:: REQUIRED WORK ::
With the pictures omitted, write out the entries that follow exactly as they stand.

***** RECORDS FOR THE TASK

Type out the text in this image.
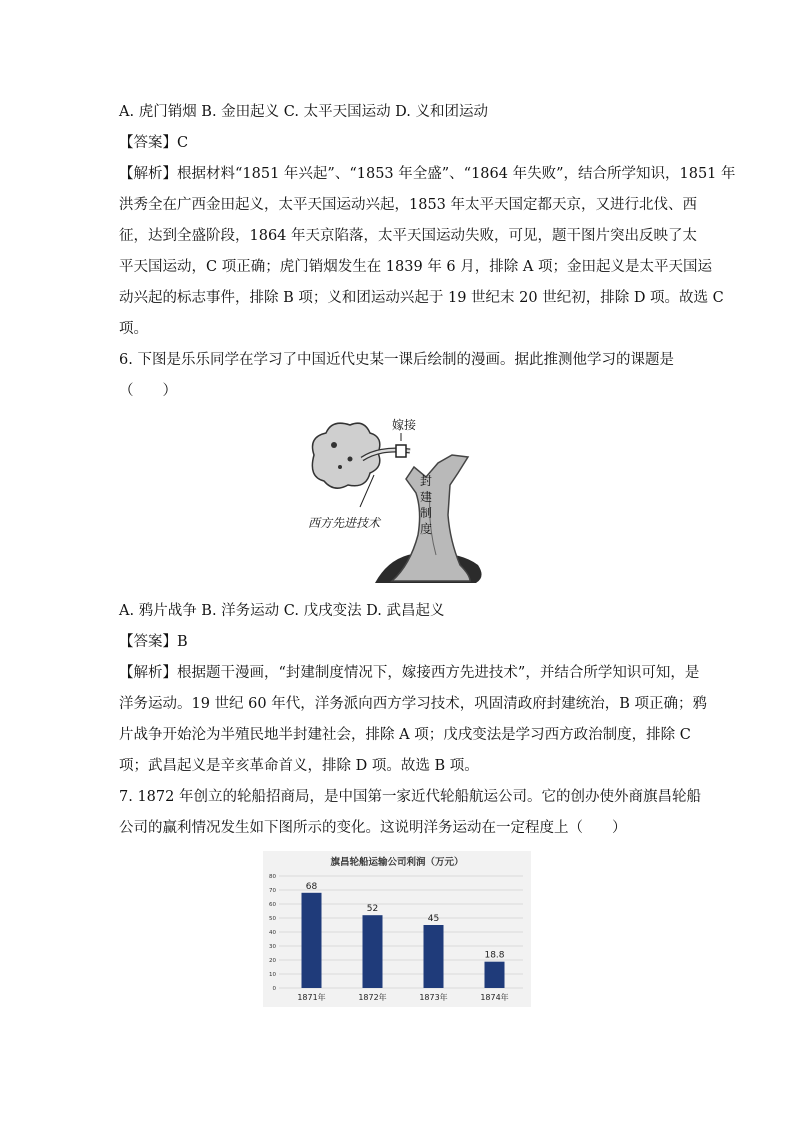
A. 虎门销烟 B. 金田起义 C. 太平天国运动 D. 义和团运动
【答案】C
【解析】根据材料“1851 年兴起”、“1853 年全盛”、“1864 年失败”，结合所学知识，1851 年
洪秀全在广西金田起义，太平天国运动兴起，1853 年太平天国定都天京，又进行北伐、西
征，达到全盛阶段，1864 年天京陷落，太平天国运动失败，可见，题干图片突出反映了太
平天国运动，C 项正确；虎门销烟发生在 1839 年 6 月，排除 A 项；金田起义是太平天国运
动兴起的标志事件，排除 B 项；义和团运动兴起于 19 世纪末 20 世纪初，排除 D 项。故选 C
项。
6. 下图是乐乐同学在学习了中国近代史某一课后绘制的漫画。据此推测他学习的课题是
（　　）
嫁接
封
建
制
度
西方先进技术
A. 鸦片战争 B. 洋务运动 C. 戊戌变法 D. 武昌起义
【答案】B
【解析】根据题干漫画，“封建制度情况下，嫁接西方先进技术”，并结合所学知识可知，是
洋务运动。19 世纪 60 年代，洋务派向西方学习技术，巩固清政府封建统治，B 项正确；鸦
片战争开始沦为半殖民地半封建社会，排除 A 项；戊戌变法是学习西方政治制度，排除 C
项；武昌起义是辛亥革命首义，排除 D 项。故选 B 项。
7. 1872 年创立的轮船招商局，是中国第一家近代轮船航运公司。它的创办使外商旗昌轮船
公司的赢利情况发生如下图所示的变化。这说明洋务运动在一定程度上（　　）
旗昌轮船运输公司利润（万元）
80
70
60
50
40
30
20
10
0
68
52
45
18.8
1871年	1872年	1873年	1874年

**********

:: TASK RESULT ::
Type out the text in this image.
A. 虎门销烟 B. 金田起义 C. 太平天国运动 D. 义和团运动
【答案】C
【解析】根据材料“1851 年兴起”、“1853 年全盛”、“1864 年失败”，结合所学知识，1851 年
洪秀全在广西金田起义，太平天国运动兴起，1853 年太平天国定都天京，又进行北伐、西
征，达到全盛阶段，1864 年天京陷落，太平天国运动失败，可见，题干图片突出反映了太
平天国运动，C 项正确；虎门销烟发生在 1839 年 6 月，排除 A 项；金田起义是太平天国运
动兴起的标志事件，排除 B 项；义和团运动兴起于 19 世纪末 20 世纪初，排除 D 项。故选 C
项。
6. 下图是乐乐同学在学习了中国近代史某一课后绘制的漫画。据此推测他学习的课题是
（　　）
嫁接
封
建
制
度
西方先进技术
A. 鸦片战争 B. 洋务运动 C. 戊戌变法 D. 武昌起义
【答案】B
【解析】根据题干漫画，“封建制度情况下，嫁接西方先进技术”，并结合所学知识可知，是
洋务运动。19 世纪 60 年代，洋务派向西方学习技术，巩固清政府封建统治，B 项正确；鸦
片战争开始沦为半殖民地半封建社会，排除 A 项；戊戌变法是学习西方政治制度，排除 C
项；武昌起义是辛亥革命首义，排除 D 项。故选 B 项。
7. 1872 年创立的轮船招商局，是中国第一家近代轮船航运公司。它的创办使外商旗昌轮船
公司的赢利情况发生如下图所示的变化。这说明洋务运动在一定程度上（　　）
旗昌轮船运输公司利润（万元）
80
70
60
50
40
30
20
10
0
68
52
45
18.8
1871年	1872年	1873年	1874年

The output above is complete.